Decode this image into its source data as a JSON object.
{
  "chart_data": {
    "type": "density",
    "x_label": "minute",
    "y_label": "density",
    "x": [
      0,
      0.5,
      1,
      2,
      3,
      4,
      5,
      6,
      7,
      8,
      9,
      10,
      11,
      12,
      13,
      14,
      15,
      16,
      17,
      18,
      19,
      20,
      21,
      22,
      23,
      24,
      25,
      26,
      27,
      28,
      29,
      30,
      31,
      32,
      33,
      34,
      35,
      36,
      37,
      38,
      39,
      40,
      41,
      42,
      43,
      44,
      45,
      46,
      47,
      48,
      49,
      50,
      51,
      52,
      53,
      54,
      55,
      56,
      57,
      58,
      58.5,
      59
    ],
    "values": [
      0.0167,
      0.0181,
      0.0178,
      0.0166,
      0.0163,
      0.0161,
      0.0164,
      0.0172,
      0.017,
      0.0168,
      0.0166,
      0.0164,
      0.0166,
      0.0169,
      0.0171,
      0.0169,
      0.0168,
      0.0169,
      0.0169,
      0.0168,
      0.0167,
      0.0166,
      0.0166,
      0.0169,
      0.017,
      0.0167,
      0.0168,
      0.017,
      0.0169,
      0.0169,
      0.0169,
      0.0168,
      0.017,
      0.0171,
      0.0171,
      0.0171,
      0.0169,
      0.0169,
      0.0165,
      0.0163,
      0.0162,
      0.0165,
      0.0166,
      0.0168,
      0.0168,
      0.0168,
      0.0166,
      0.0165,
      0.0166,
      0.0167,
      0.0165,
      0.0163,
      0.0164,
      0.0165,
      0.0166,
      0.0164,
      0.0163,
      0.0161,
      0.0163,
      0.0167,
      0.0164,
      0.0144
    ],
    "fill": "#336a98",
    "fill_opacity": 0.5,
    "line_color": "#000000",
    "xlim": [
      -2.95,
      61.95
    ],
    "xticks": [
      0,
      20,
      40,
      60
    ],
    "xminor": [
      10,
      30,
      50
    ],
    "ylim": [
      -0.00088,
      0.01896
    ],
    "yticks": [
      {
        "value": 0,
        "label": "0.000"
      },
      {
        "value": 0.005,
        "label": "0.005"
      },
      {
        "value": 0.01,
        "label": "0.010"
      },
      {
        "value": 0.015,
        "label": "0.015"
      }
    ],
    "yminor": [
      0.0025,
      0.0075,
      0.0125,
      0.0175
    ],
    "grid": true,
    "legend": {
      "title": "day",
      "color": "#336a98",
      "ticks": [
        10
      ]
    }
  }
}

###

* [PROBLEM]:
Output the listing above word for word.

* [RESULT FOR THIS EXERCISE]:
Decode this image into its source data as a JSON object.
{
  "chart_data": {
    "type": "density",
    "x_label": "minute",
    "y_label": "density",
    "x": [
      0,
      0.5,
      1,
      2,
      3,
      4,
      5,
      6,
      7,
      8,
      9,
      10,
      11,
      12,
      13,
      14,
      15,
      16,
      17,
      18,
      19,
      20,
      21,
      22,
      23,
      24,
      25,
      26,
      27,
      28,
      29,
      30,
      31,
      32,
      33,
      34,
      35,
      36,
      37,
      38,
      39,
      40,
      41,
      42,
      43,
      44,
      45,
      46,
      47,
      48,
      49,
      50,
      51,
      52,
      53,
      54,
      55,
      56,
      57,
      58,
      58.5,
      59
    ],
    "values": [
      0.0167,
      0.0181,
      0.0178,
      0.0166,
      0.0163,
      0.0161,
      0.0164,
      0.0172,
      0.017,
      0.0168,
      0.0166,
      0.0164,
      0.0166,
      0.0169,
      0.0171,
      0.0169,
      0.0168,
      0.0169,
      0.0169,
      0.0168,
      0.0167,
      0.0166,
      0.0166,
      0.0169,
      0.017,
      0.0167,
      0.0168,
      0.017,
      0.0169,
      0.0169,
      0.0169,
      0.0168,
      0.017,
      0.0171,
      0.0171,
      0.0171,
      0.0169,
      0.0169,
      0.0165,
      0.0163,
      0.0162,
      0.0165,
      0.0166,
      0.0168,
      0.0168,
      0.0168,
      0.0166,
      0.0165,
      0.0166,
      0.0167,
      0.0165,
      0.0163,
      0.0164,
      0.0165,
      0.0166,
      0.0164,
      0.0163,
      0.0161,
      0.0163,
      0.0167,
      0.0164,
      0.0144
    ],
    "fill": "#336a98",
    "fill_opacity": 0.5,
    "line_color": "#000000",
    "xlim": [
      -2.95,
      61.95
    ],
    "xticks": [
      0,
      20,
      40,
      60
    ],
    "xminor": [
      10,
      30,
      50
    ],
    "ylim": [
      -0.00088,
      0.01896
    ],
    "yticks": [
      {
        "value": 0,
        "label": "0.000"
      },
      {
        "value": 0.005,
        "label": "0.005"
      },
      {
        "value": 0.01,
        "label": "0.010"
      },
      {
        "value": 0.015,
        "label": "0.015"
      }
    ],
    "yminor": [
      0.0025,
      0.0075,
      0.0125,
      0.0175
    ],
    "grid": true,
    "legend": {
      "title": "day",
      "color": "#336a98",
      "ticks": [
        10
      ]
    }
  }
}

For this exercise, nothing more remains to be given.